> What is required: Extract all lines that hold "дольки" from the records below.

> Input rows:
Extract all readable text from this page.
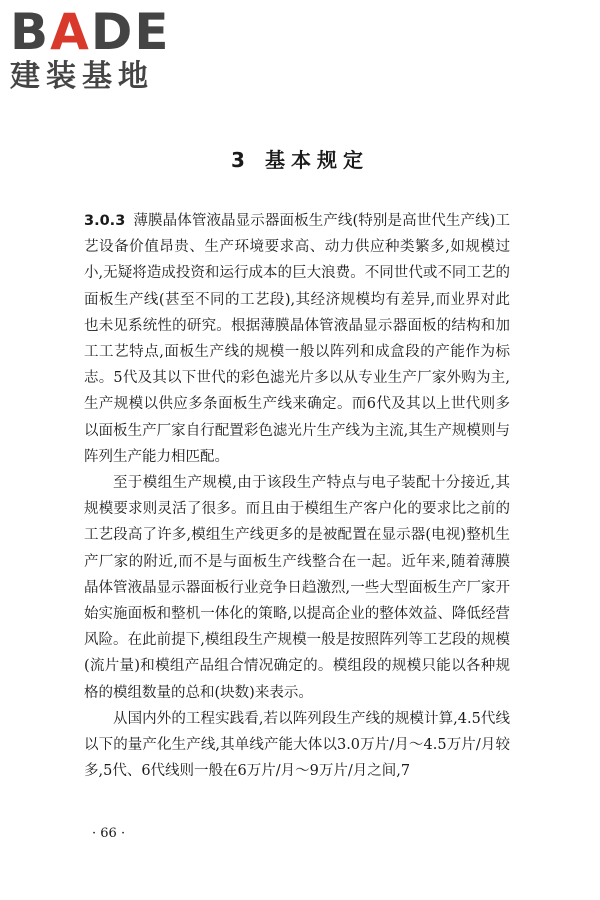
BADE
建装基地
3 基本规定

3.0.3 薄膜晶体管液晶显示器面板生产线(特别是高世代生产线)工艺设备价值昂贵、生产环境要求高、动力供应种类繁多,如规模过小,无疑将造成投资和运行成本的巨大浪费。不同世代或不同工艺的面板生产线(甚至不同的工艺段),其经济规模均有差异,而业界对此也未见系统性的研究。根据薄膜晶体管液晶显示器面板的结构和加工工艺特点,面板生产线的规模一般以阵列和成盒段的产能作为标志。5代及其以下世代的彩色滤光片多以从专业生产厂家外购为主,生产规模以供应多条面板生产线来确定。而6代及其以上世代则多以面板生产厂家自行配置彩色滤光片生产线为主流,其生产规模则与阵列生产能力相匹配。

至于模组生产规模,由于该段生产特点与电子装配十分接近,其规模要求则灵活了很多。而且由于模组生产客户化的要求比之前的工艺段高了许多,模组生产线更多的是被配置在显示器(电视)整机生产厂家的附近,而不是与面板生产线整合在一起。近年来,随着薄膜晶体管液晶显示器面板行业竞争日趋激烈,一些大型面板生产厂家开始实施面板和整机一体化的策略,以提高企业的整体效益、降低经营风险。在此前提下,模组段生产规模一般是按照阵列等工艺段的规模(流片量)和模组产品组合情况确定的。模组段的规模只能以各种规格的模组数量的总和(块数)来表示。

从国内外的工程实践看,若以阵列段生产线的规模计算,4.5代线以下的量产化生产线,其单线产能大体以3.0万片/月～4.5万片/月较多,5代、6代线则一般在6万片/月～9万片/月之间,7

· 66 ·
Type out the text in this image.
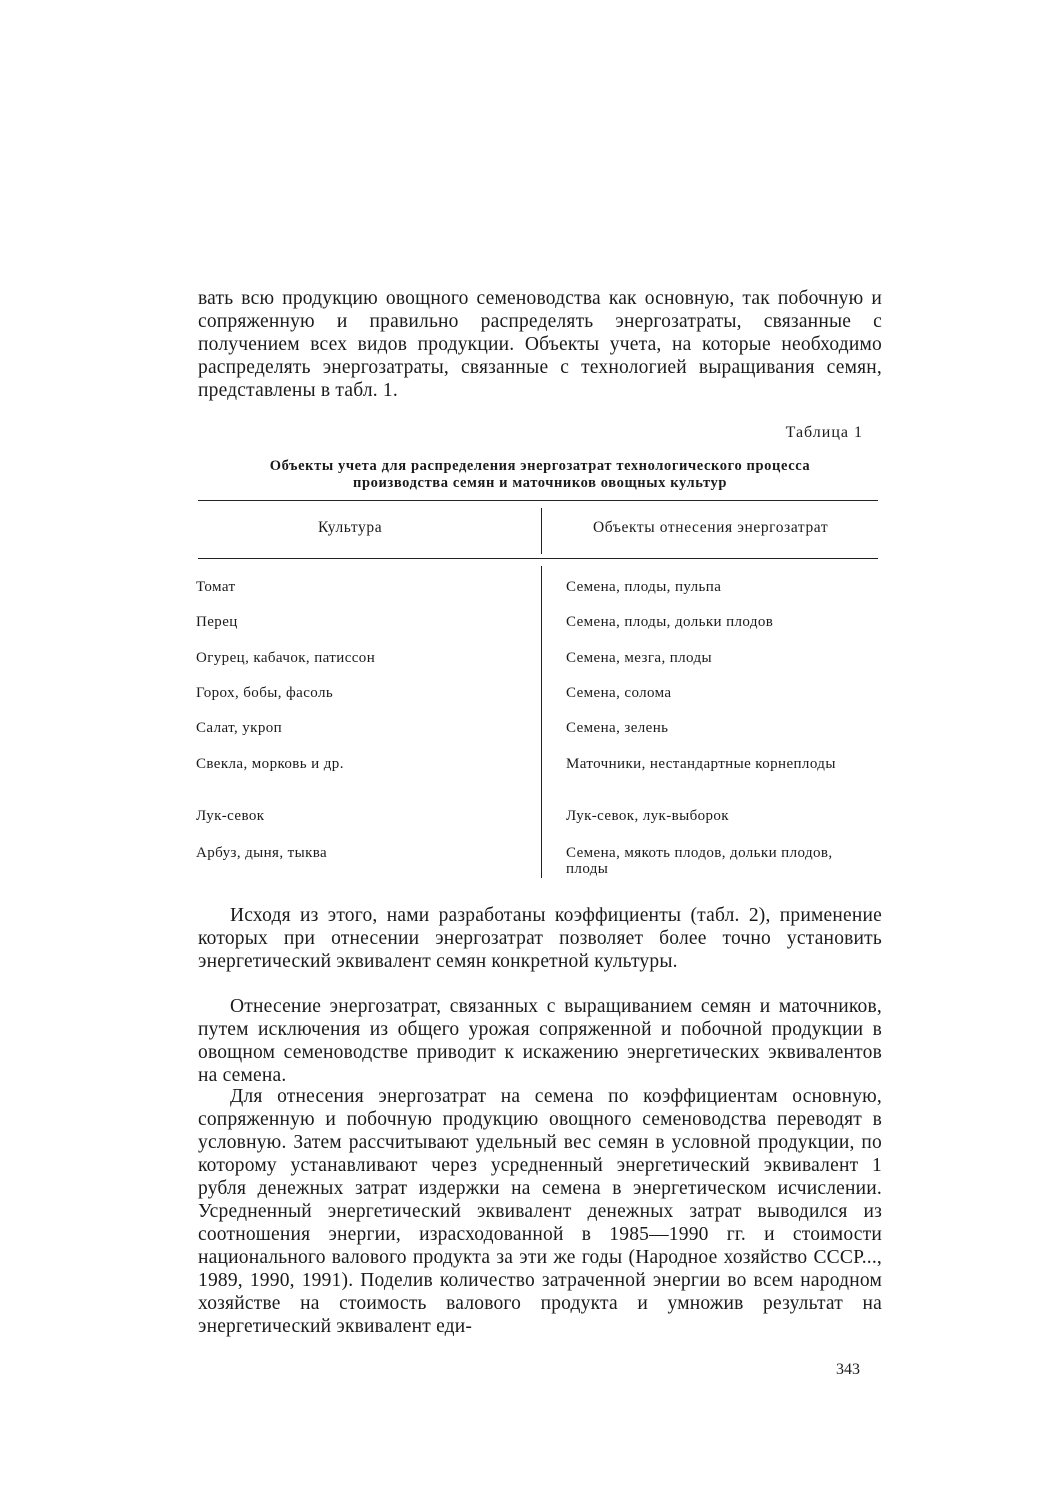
вать всю продукцию овощного семеноводства как основную, так побочную и сопряженную и правильно распределять энергозатраты, связанные с получением всех видов продукции. Объекты учета, на которые необходимо распределять энергозатраты, связанные с технологией выращивания семян, представлены в табл. 1.

Таблица 1
Объекты учета для распределения энергозатрат технологического процесса
производства семян и маточников овощных культур
Культура	Объекты отнесения энергозатрат
Томат	Семена, плоды, пульпа
Перец	Семена, плоды, дольки плодов
Огурец, кабачок, патиссон	Семена, мезга, плоды
Горох, бобы, фасоль	Семена, солома
Салат, укроп	Семена, зелень
Свекла, морковь и др.	Маточники, нестандартные корнеплоды
Лук-севок	Лук-севок, лук-выборок
Арбуз, дыня, тыква	Семена, мякоть плодов, дольки плодов, плоды

Исходя из этого, нами разработаны коэффициенты (табл. 2), применение которых при отнесении энергозатрат позволяет более точно установить энергетический эквивалент семян конкретной культуры.

Отнесение энергозатрат, связанных с выращиванием семян и маточников, путем исключения из общего урожая сопряженной и побочной продукции в овощном семеноводстве приводит к искажению энергетических эквивалентов на семена.

Для отнесения энергозатрат на семена по коэффициентам основную, сопряженную и побочную продукцию овощного семеноводства переводят в условную. Затем рассчитывают удельный вес семян в условной продукции, по которому устанавливают через усредненный энергетический эквивалент 1 рубля денежных затрат издержки на семена в энергетическом исчислении. Усредненный энергетический эквивалент денежных затрат выводился из соотношения энергии, израсходованной в 1985—1990 гг. и стоимости национального валового продукта за эти же годы (Народное хозяйство СССР..., 1989, 1990, 1991). Поделив количество затраченной энергии во всем народном хозяйстве на стоимость валового продукта и умножив результат на энергетический эквивалент еди-

343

> Written answer:
Перец	Семена, плоды, дольки плодов
Арбуз, дыня, тыква	Семена, мякоть плодов, дольки плодов, плоды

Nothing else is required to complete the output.